Each record below should be output verbatim, without pictures.

— START Raw records —

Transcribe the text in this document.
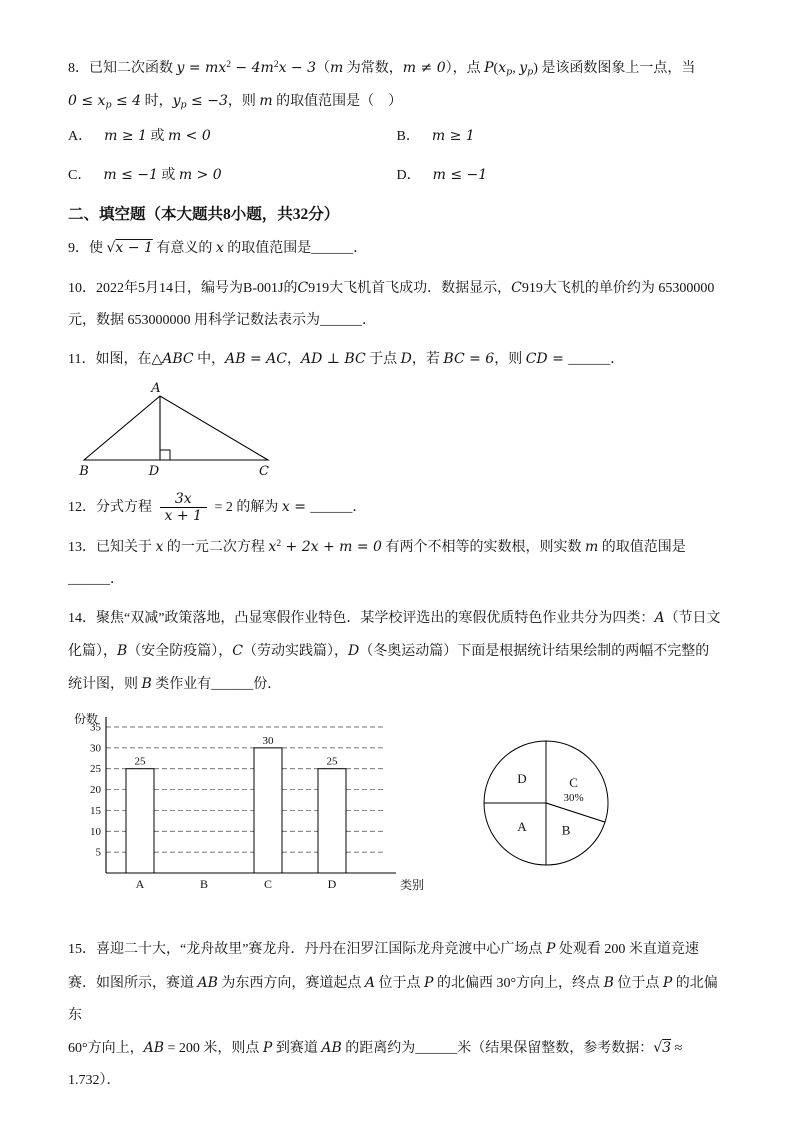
8．已知二次函数 $y = mx^2 - 4m^2x - 3(m$ 为常数，m ≠ 0），点 $P(x_p$, $y_p$) 是该函数图象上一点，当
$0 \le x_p \le 4$ 时，$y_p \le -3$，则 m 的取值范围是（　）
A． m ≥ 1 或 m < 0	B． m ≥ 1
C． m ≤ −1 或 m > 0	D． m ≤ −1
二、填空题（本大题共8小题，共32分）
9．使 √x − 1 有意义的 x 的取值范围是______．
10．2022年5月14日，编号为B-001J的C919大飞机首飞成功．数据显示，C919大飞机的单价约为 65300000
元，数据 653000000 用科学记数法表示为______．
11．如图，在△ABC 中，AB = AC，AD ⊥ BC 于点 D，若 BC = 6，则 CD = ______．
A
B	D	C
12．分式方程 $\frac{3x}{x + 1} = 2$ 的解为 x = ______．
13．已知关于 x 的一元二次方程 $x^2 + 2x + m = 0$ 有两个不相等的实数根，则实数 m 的取值范围是______．
14．聚焦“双减”政策落地，凸显寒假作业特色．某学校评选出的寒假优质特色作业共分为四类：A（节日文
化篇），B（安全防疫篇），C（劳动实践篇），D（冬奥运动篇）下面是根据统计结果绘制的两幅不完整的
统计图，则 B 类作业有______份．
5
10
15
20
25
30
35
25
A	B
30
C
25
D
份数
类别
C
30%
B
A
D
15．喜迎二十大，“龙舟故里”赛龙舟．丹丹在汨罗江国际龙舟竞渡中心广场点 P 处观看 200 米直道竞速
赛．如图所示，赛道 AB 为东西方向，赛道起点 A 位于点 P 的北偏西 30°方向上，终点 B 位于点 P 的北偏东
60°方向上，AB = 200 米，则点 P 到赛道 AB 的距离约为______米（结果保留整数，参考数据：√3 ≈ 1.732）．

— END Raw records —

Exercise result:
Transcribe the text in this document.
8．已知二次函数 $y = mx^2 - 4m^2x - 3(m$ 为常数，m ≠ 0），点 $P(x_p$, $y_p$) 是该函数图象上一点，当
$0 \le x_p \le 4$ 时，$y_p \le -3$，则 m 的取值范围是（　）
A． m ≥ 1 或 m < 0	B． m ≥ 1
C． m ≤ −1 或 m > 0	D． m ≤ −1
二、填空题（本大题共8小题，共32分）
9．使 √x − 1 有意义的 x 的取值范围是______．
10．2022年5月14日，编号为B-001J的C919大飞机首飞成功．数据显示，C919大飞机的单价约为 65300000
元，数据 653000000 用科学记数法表示为______．
11．如图，在△ABC 中，AB = AC，AD ⊥ BC 于点 D，若 BC = 6，则 CD = ______．
A
B	D	C
12．分式方程 $\frac{3x}{x + 1} = 2$ 的解为 x = ______．
13．已知关于 x 的一元二次方程 $x^2 + 2x + m = 0$ 有两个不相等的实数根，则实数 m 的取值范围是______．
14．聚焦“双减”政策落地，凸显寒假作业特色．某学校评选出的寒假优质特色作业共分为四类：A（节日文
化篇），B（安全防疫篇），C（劳动实践篇），D（冬奥运动篇）下面是根据统计结果绘制的两幅不完整的
统计图，则 B 类作业有______份．
5
10
15
20
25
30
35
25
A	B
30
C
25
D
份数
类别
C
30%
B
A
D
15．喜迎二十大，“龙舟故里”赛龙舟．丹丹在汨罗江国际龙舟竞渡中心广场点 P 处观看 200 米直道竞速
赛．如图所示，赛道 AB 为东西方向，赛道起点 A 位于点 P 的北偏西 30°方向上，终点 B 位于点 P 的北偏东
60°方向上，AB = 200 米，则点 P 到赛道 AB 的距离约为______米（结果保留整数，参考数据：√3 ≈ 1.732）．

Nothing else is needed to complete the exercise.